## START Source material

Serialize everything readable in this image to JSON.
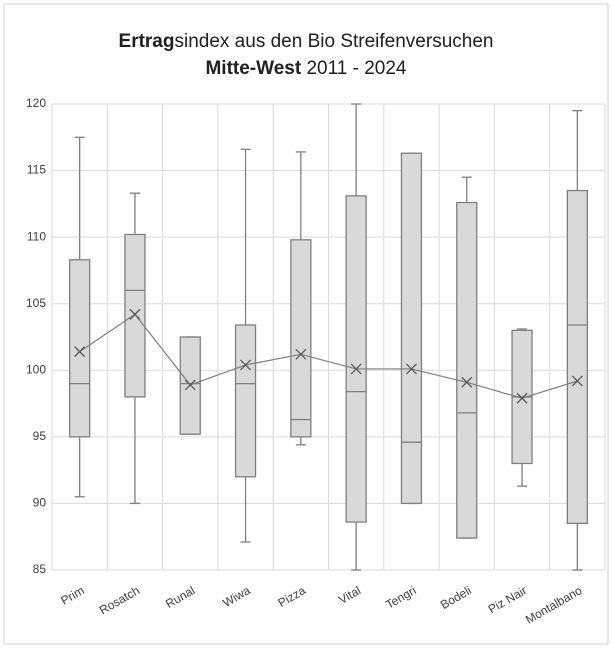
{
  "chart_data": {
    "type": "box",
    "title_lines": [
      [
        {
          "text": "Ertrag",
          "bold": true
        },
        {
          "text": "sindex aus den Bio Streifenversuchen",
          "bold": false
        }
      ],
      [
        {
          "text": "Mitte-West",
          "bold": true
        },
        {
          "text": " 2011 - 2024",
          "bold": false
        }
      ]
    ],
    "categories": [
      "Prim",
      "Rosatch",
      "Runal",
      "Wiwa",
      "Pizza",
      "Vital",
      "Tengri",
      "Bodeli",
      "Piz Nair",
      "Montalbano"
    ],
    "min": [
      90.5,
      90,
      95.2,
      87.1,
      94.4,
      85,
      90,
      87.4,
      91.3,
      85
    ],
    "q1": [
      95,
      98,
      95.2,
      92,
      95,
      88.6,
      90,
      87.4,
      93,
      88.5
    ],
    "median": [
      99,
      106,
      99,
      99,
      96.3,
      98.4,
      94.6,
      96.8,
      98,
      103.4
    ],
    "q3": [
      108.3,
      110.2,
      102.5,
      103.4,
      109.8,
      113.1,
      116.3,
      112.6,
      103,
      113.5
    ],
    "max": [
      117.5,
      113.3,
      102.5,
      116.6,
      116.4,
      120,
      116.3,
      114.5,
      103.1,
      119.5
    ],
    "mean": [
      101.4,
      104.2,
      98.9,
      100.4,
      101.2,
      100.1,
      100.1,
      99.1,
      97.9,
      99.2
    ],
    "color": "#d9d9d9",
    "edge_color": "#7f7f7f",
    "mean_line": true,
    "ylim": [
      85,
      120
    ],
    "yticks": [
      85,
      90,
      95,
      100,
      105,
      110,
      115,
      120
    ],
    "grid": true
  }
}
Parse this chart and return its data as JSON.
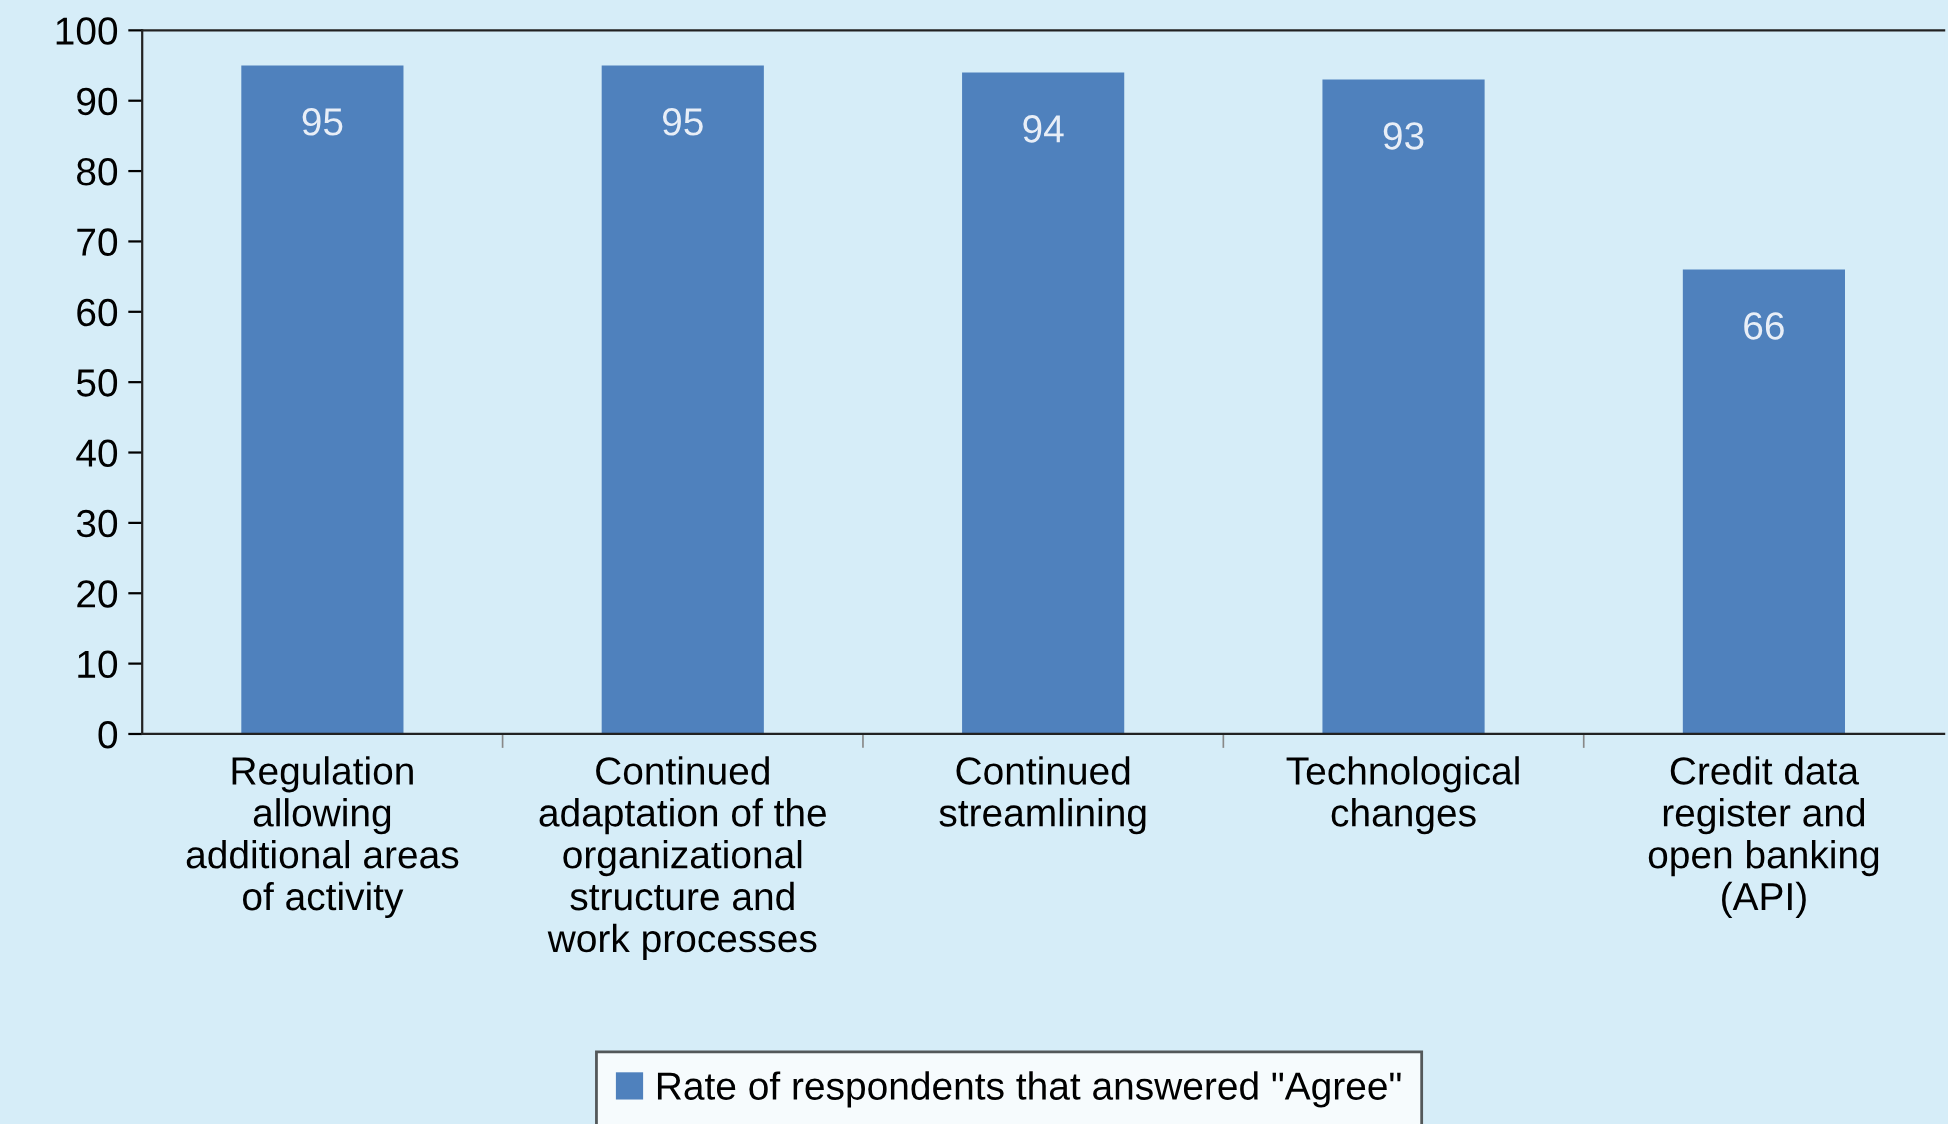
{
  "chart_data": {
    "type": "bar",
    "categories": [
      "Regulation\nallowing\nadditional areas\nof activity",
      "Continued\nadaptation of the\norganizational\nstructure and\nwork processes",
      "Continued\nstreamlining",
      "Technological\nchanges",
      "Credit data\nregister and\nopen banking\n(API)"
    ],
    "series": [
      {
        "name": "Rate of respondents that answered \"Agree\"",
        "color": "#4f81bd",
        "values": [
          95,
          95,
          94,
          93,
          66
        ]
      }
    ],
    "ylim": [
      0,
      100
    ],
    "yticks": [
      0,
      10,
      20,
      30,
      40,
      50,
      60,
      70,
      80,
      90,
      100
    ],
    "data_labels": true,
    "grid": false,
    "legend": "bottom"
  }
}
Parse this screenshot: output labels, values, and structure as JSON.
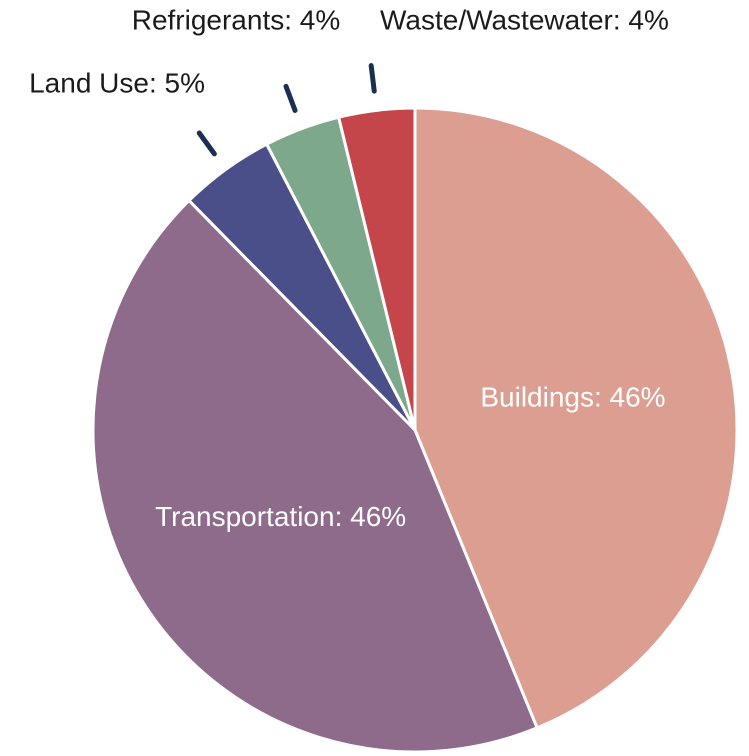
{
  "chart_data": {
    "type": "pie",
    "labels": [
      "Buildings: 46%",
      "Transportation: 46%",
      "Land Use: 5%",
      "Refrigerants: 4%",
      "Waste/Wastewater: 4%"
    ],
    "values": [
      46,
      46,
      5,
      4,
      4
    ],
    "colors": [
      "#db9e91",
      "#8e6a8b",
      "#4a4f8a",
      "#7ea88c",
      "#c4454a"
    ]
  }
}
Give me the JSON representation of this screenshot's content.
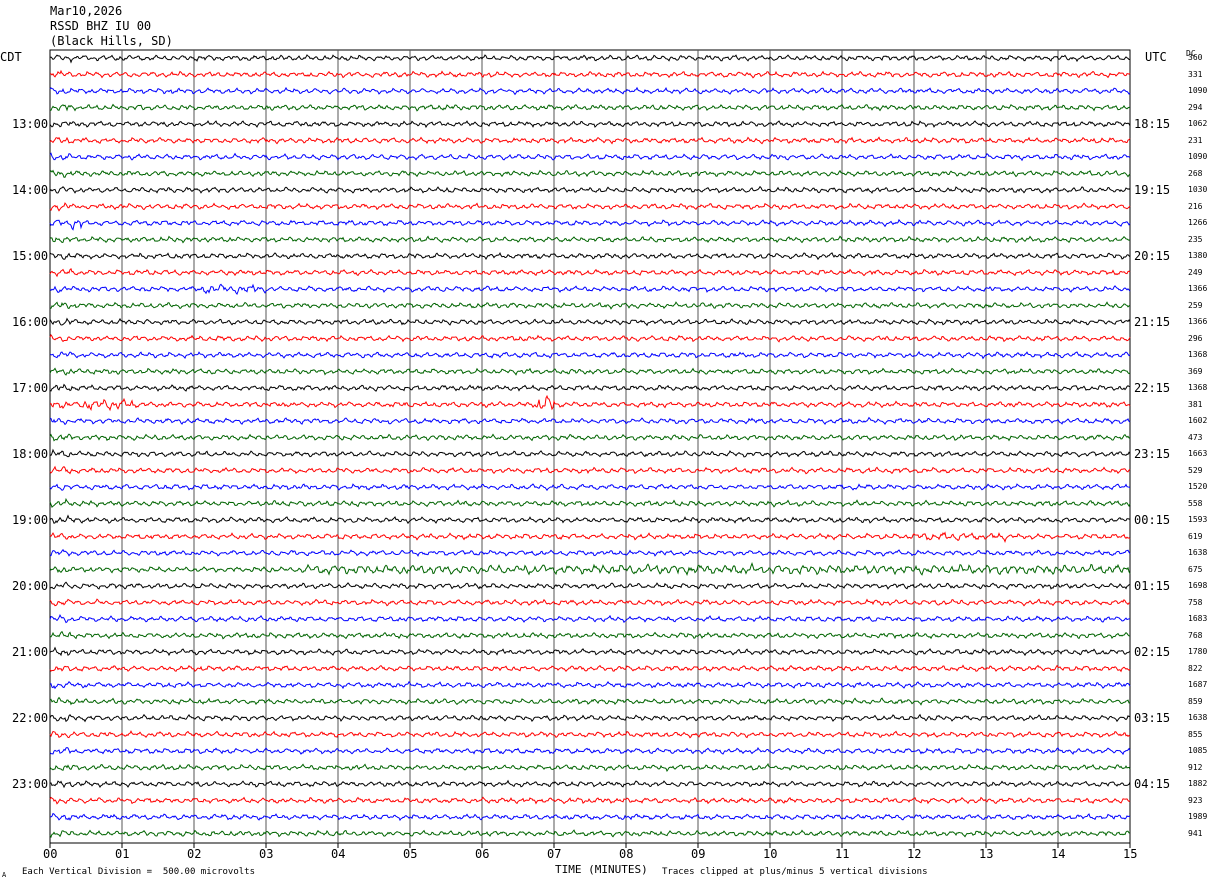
{
  "header": {
    "date": "Mar10,2026",
    "station": "RSSD BHZ IU 00",
    "location": "(Black Hills, SD)"
  },
  "left_tz": "CDT",
  "right_tz": "UTC",
  "dc_label": "DC",
  "footer": {
    "scale_note": "Each Vertical Division =  500.00 microvolts",
    "clip_note": "Traces clipped at plus/minus 5 vertical divisions",
    "corner_mark": "A"
  },
  "colors": {
    "black": "#000000",
    "red": "#ff0000",
    "blue": "#0000ff",
    "green": "#006400",
    "grid": "#000000"
  },
  "chart_data": {
    "type": "line",
    "xlabel": "TIME (MINUTES)",
    "xlim": [
      0,
      15
    ],
    "x_ticks": [
      "00",
      "01",
      "02",
      "03",
      "04",
      "05",
      "06",
      "07",
      "08",
      "09",
      "10",
      "11",
      "12",
      "13",
      "14",
      "15"
    ],
    "trace_color_cycle": [
      "black",
      "red",
      "blue",
      "green"
    ],
    "left_hour_labels": [
      {
        "trace_index": 4,
        "text": "13:00"
      },
      {
        "trace_index": 8,
        "text": "14:00"
      },
      {
        "trace_index": 12,
        "text": "15:00"
      },
      {
        "trace_index": 16,
        "text": "16:00"
      },
      {
        "trace_index": 20,
        "text": "17:00"
      },
      {
        "trace_index": 24,
        "text": "18:00"
      },
      {
        "trace_index": 28,
        "text": "19:00"
      },
      {
        "trace_index": 32,
        "text": "20:00"
      },
      {
        "trace_index": 36,
        "text": "21:00"
      },
      {
        "trace_index": 40,
        "text": "22:00"
      },
      {
        "trace_index": 44,
        "text": "23:00"
      }
    ],
    "right_hour_labels": [
      {
        "trace_index": 4,
        "text": "18:15"
      },
      {
        "trace_index": 8,
        "text": "19:15"
      },
      {
        "trace_index": 12,
        "text": "20:15"
      },
      {
        "trace_index": 16,
        "text": "21:15"
      },
      {
        "trace_index": 20,
        "text": "22:15"
      },
      {
        "trace_index": 24,
        "text": "23:15"
      },
      {
        "trace_index": 28,
        "text": "00:15"
      },
      {
        "trace_index": 32,
        "text": "01:15"
      },
      {
        "trace_index": 36,
        "text": "02:15"
      },
      {
        "trace_index": 40,
        "text": "03:15"
      },
      {
        "trace_index": 44,
        "text": "04:15"
      }
    ],
    "dc_values": [
      "360",
      "331",
      "1090",
      "294",
      "1062",
      "231",
      "1090",
      "268",
      "1030",
      "216",
      "1266",
      "235",
      "1380",
      "249",
      "1366",
      "259",
      "1366",
      "296",
      "1368",
      "369",
      "1368",
      "381",
      "1602",
      "473",
      "1663",
      "529",
      "1520",
      "558",
      "1593",
      "619",
      "1638",
      "675",
      "1698",
      "758",
      "1683",
      "768",
      "1780",
      "822",
      "1687",
      "859",
      "1638",
      "855",
      "1085",
      "912",
      "1882",
      "923",
      "1989",
      "941"
    ],
    "events": [
      {
        "trace_index": 21,
        "minute_range": [
          0.4,
          1.2
        ],
        "amplitude": 2.0
      },
      {
        "trace_index": 21,
        "minute_range": [
          6.75,
          7.0
        ],
        "amplitude": 3.5
      },
      {
        "trace_index": 14,
        "minute_range": [
          2.1,
          3.0
        ],
        "amplitude": 1.7
      },
      {
        "trace_index": 10,
        "minute_range": [
          0.3,
          0.45
        ],
        "amplitude": 2.5
      },
      {
        "trace_index": 31,
        "minute_range": [
          3.5,
          15.0
        ],
        "amplitude": 1.8
      },
      {
        "trace_index": 29,
        "minute_range": [
          12.0,
          13.3
        ],
        "amplitude": 1.5
      }
    ]
  }
}
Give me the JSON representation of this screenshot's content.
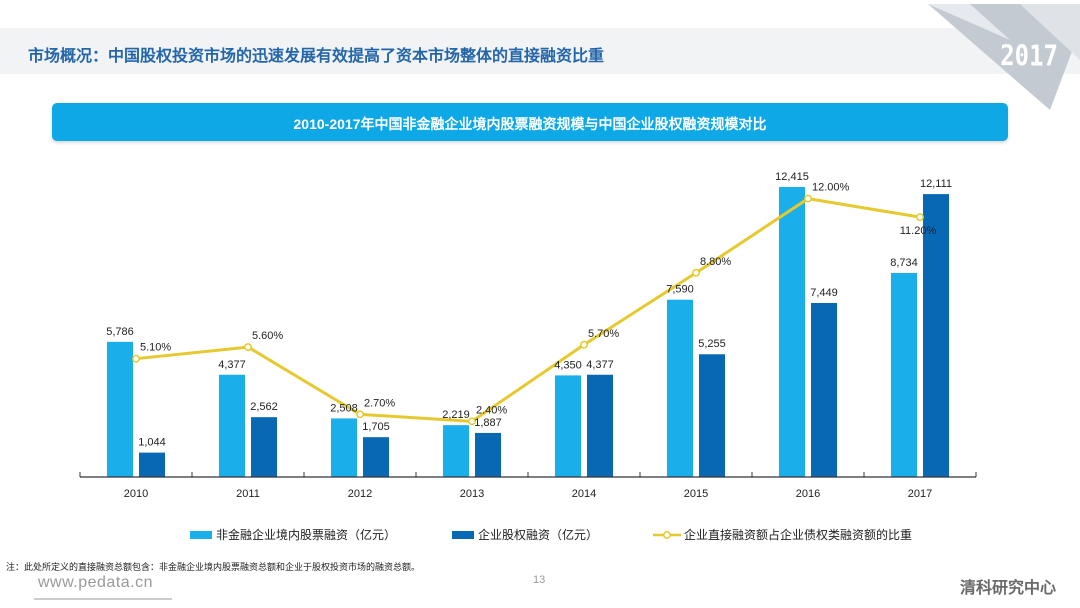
{
  "header": {
    "title": "市场概况：中国股权投资市场的迅速发展有效提高了资本市场整体的直接融资比重",
    "year_badge": "2017"
  },
  "colors": {
    "title_blue": "#2466a8",
    "banner_blue": "#0fa8e6",
    "series_light_blue": "#1aaeea",
    "series_dark_blue": "#0868b4",
    "line_yellow": "#e6c92e"
  },
  "chart_data": {
    "type": "bar",
    "title": "2010-2017年中国非金融企业境内股票融资规模与中国企业股权融资规模对比",
    "categories": [
      "2010",
      "2011",
      "2012",
      "2013",
      "2014",
      "2015",
      "2016",
      "2017"
    ],
    "series": [
      {
        "name": "非金融企业境内股票融资（亿元）",
        "type": "bar",
        "values": [
          5786,
          4377,
          2508,
          2219,
          4350,
          7590,
          12415,
          8734
        ],
        "labels": [
          "5,786",
          "4,377",
          "2,508",
          "2,219",
          "4,350",
          "7,590",
          "12,415",
          "8,734"
        ]
      },
      {
        "name": "企业股权融资（亿元）",
        "type": "bar",
        "values": [
          1044,
          2562,
          1705,
          1887,
          4377,
          5255,
          7449,
          12111
        ],
        "labels": [
          "1,044",
          "2,562",
          "1,705",
          "1,887",
          "4,377",
          "5,255",
          "7,449",
          "12,111"
        ]
      },
      {
        "name": "企业直接融资额占企业债权类融资额的比重",
        "type": "line",
        "axis": "secondary",
        "values": [
          5.1,
          5.6,
          2.7,
          2.4,
          5.7,
          8.8,
          12.0,
          11.2
        ],
        "labels": [
          "5.10%",
          "5.60%",
          "2.70%",
          "2.40%",
          "5.70%",
          "8.80%",
          "12.00%",
          "11.20%"
        ]
      }
    ],
    "xlabel": "",
    "ylabel": "",
    "ylim": [
      0,
      12415
    ],
    "y2lim": [
      0,
      12.5
    ],
    "grid": false,
    "legend": "bottom"
  },
  "footer": {
    "note": "注：此处所定义的直接融资总额包含：非金融企业境内股票融资总额和企业于股权投资市场的融资总额。",
    "website": "www.pedata.cn",
    "page_number": "13",
    "brand": "清科研究中心"
  }
}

## END Source material

## Goal of the exercise
Whenever "Continued" turns up in a line, pick that line out.

## Solution
      "Continued\nadaptation of the\norganizational\nstructure and\nwork processes",
      "Continued\nstreamlining",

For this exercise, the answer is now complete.